THE EXERCISE:
In the entries below, find every line with "古代其它" and copy it.

# Start of SUPPLIED MATERIAL

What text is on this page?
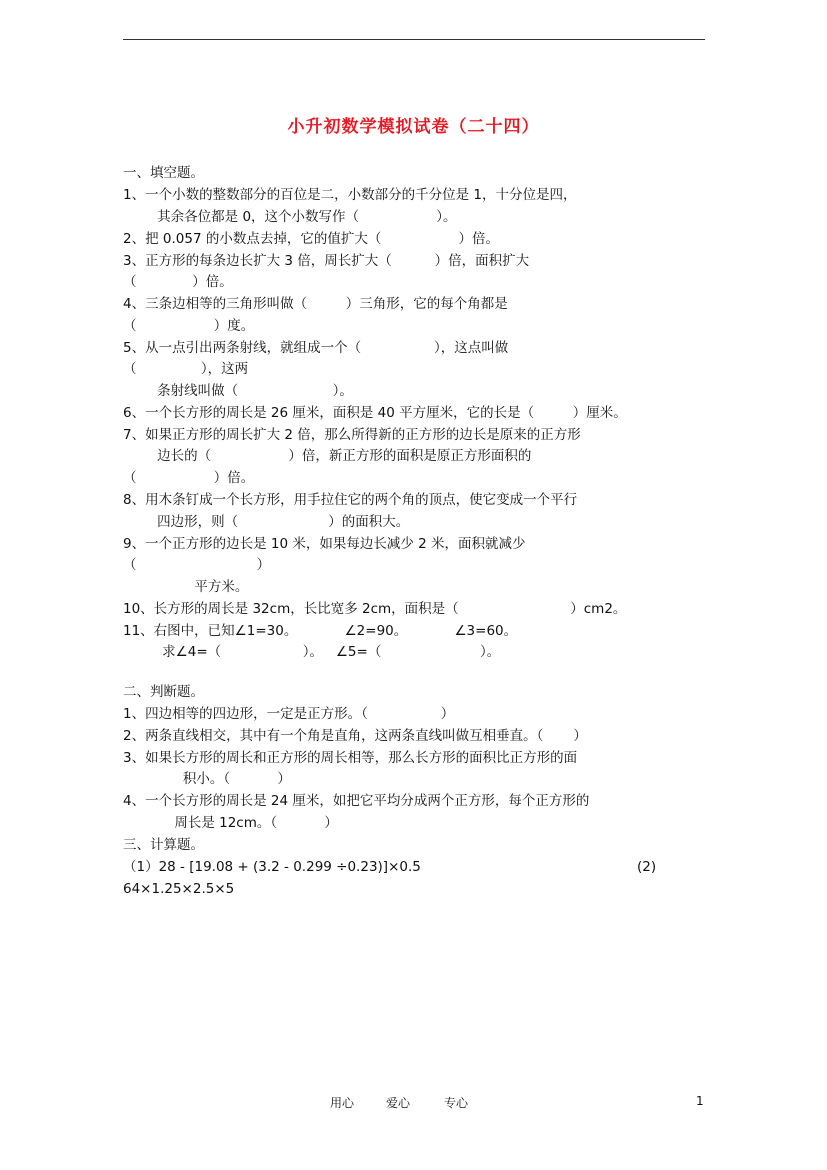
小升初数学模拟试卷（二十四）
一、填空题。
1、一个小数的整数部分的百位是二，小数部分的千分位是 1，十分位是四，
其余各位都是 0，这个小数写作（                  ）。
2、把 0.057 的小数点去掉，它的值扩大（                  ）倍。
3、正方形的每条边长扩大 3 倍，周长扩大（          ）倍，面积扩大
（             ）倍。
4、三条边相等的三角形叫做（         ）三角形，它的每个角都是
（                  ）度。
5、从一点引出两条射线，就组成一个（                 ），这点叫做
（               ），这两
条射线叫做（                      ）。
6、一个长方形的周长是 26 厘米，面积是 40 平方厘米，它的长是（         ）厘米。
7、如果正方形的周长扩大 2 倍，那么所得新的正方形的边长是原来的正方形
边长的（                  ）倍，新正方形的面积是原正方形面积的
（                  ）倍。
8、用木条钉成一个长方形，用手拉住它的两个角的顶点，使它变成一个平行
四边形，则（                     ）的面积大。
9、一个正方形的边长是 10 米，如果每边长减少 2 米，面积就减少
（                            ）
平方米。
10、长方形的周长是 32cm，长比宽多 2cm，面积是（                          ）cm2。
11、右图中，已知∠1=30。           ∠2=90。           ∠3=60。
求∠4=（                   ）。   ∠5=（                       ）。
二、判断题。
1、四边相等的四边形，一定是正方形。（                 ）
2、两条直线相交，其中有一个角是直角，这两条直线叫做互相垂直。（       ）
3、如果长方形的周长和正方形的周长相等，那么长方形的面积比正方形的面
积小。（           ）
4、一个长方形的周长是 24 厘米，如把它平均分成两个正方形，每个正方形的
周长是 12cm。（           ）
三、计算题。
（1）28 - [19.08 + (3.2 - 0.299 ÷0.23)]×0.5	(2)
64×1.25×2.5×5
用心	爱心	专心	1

# End of SUPPLIED MATERIAL
# Start of SUPPLIED MATERIAL

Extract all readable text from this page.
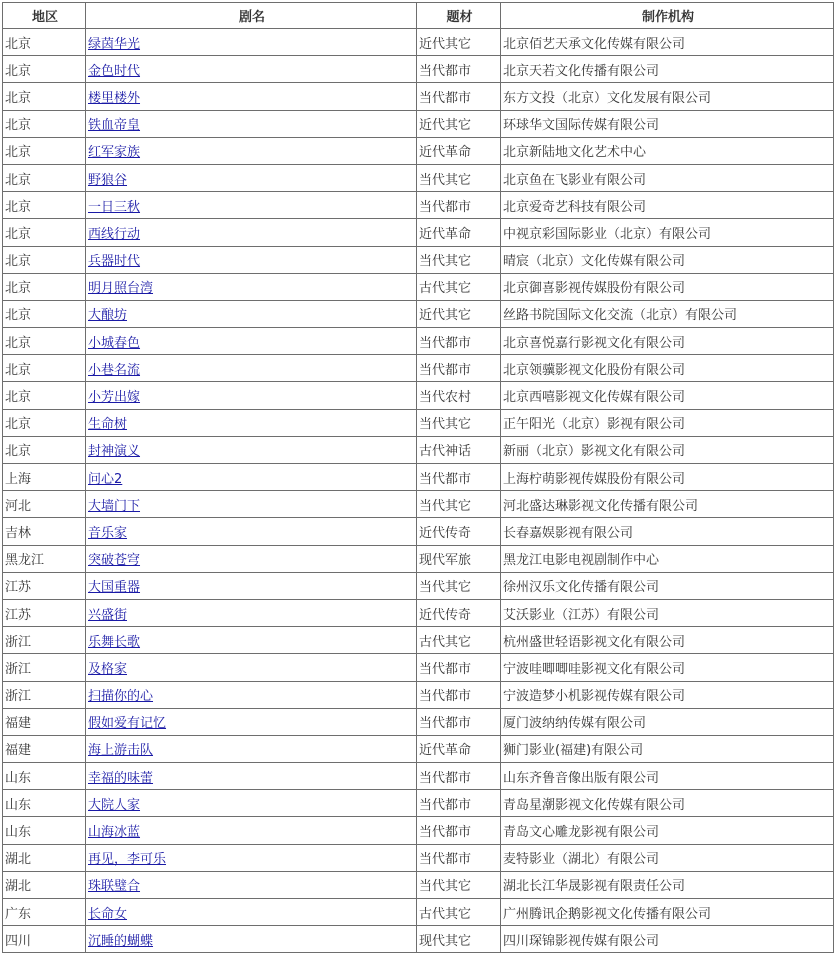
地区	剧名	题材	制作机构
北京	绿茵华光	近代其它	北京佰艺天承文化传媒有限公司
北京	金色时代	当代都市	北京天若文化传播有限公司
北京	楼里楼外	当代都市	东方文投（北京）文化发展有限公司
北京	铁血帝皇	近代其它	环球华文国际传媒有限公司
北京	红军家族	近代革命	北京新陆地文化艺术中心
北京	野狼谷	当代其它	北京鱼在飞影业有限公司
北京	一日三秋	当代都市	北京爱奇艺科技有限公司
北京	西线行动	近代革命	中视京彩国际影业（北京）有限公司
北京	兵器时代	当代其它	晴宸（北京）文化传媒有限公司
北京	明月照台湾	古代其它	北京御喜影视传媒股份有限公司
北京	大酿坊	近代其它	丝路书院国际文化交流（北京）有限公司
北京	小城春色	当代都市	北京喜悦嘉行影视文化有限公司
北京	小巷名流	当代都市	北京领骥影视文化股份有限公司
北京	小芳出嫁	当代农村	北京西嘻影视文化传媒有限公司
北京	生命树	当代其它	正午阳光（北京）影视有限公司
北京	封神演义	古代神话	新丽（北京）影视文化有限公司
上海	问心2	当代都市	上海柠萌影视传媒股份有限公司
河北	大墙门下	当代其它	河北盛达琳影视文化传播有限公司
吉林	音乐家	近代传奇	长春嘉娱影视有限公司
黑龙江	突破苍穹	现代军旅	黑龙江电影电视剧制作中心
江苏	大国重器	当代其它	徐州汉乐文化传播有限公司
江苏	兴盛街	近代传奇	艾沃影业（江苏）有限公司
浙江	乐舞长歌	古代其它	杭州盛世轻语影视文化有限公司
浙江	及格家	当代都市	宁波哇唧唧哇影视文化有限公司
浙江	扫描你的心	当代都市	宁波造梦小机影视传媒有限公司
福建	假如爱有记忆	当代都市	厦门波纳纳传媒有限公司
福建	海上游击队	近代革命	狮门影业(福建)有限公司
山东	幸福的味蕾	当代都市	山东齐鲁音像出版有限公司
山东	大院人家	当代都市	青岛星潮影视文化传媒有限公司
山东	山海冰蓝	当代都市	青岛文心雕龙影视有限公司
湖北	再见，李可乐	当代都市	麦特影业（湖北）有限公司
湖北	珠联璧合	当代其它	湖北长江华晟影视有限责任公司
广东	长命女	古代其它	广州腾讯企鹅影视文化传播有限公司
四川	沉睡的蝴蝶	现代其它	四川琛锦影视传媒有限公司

# End of SUPPLIED MATERIAL

FULL OUTPUT:
北京	明月照台湾	古代其它	北京御喜影视传媒股份有限公司
浙江	乐舞长歌	古代其它	杭州盛世轻语影视文化有限公司
广东	长命女	古代其它	广州腾讯企鹅影视文化传播有限公司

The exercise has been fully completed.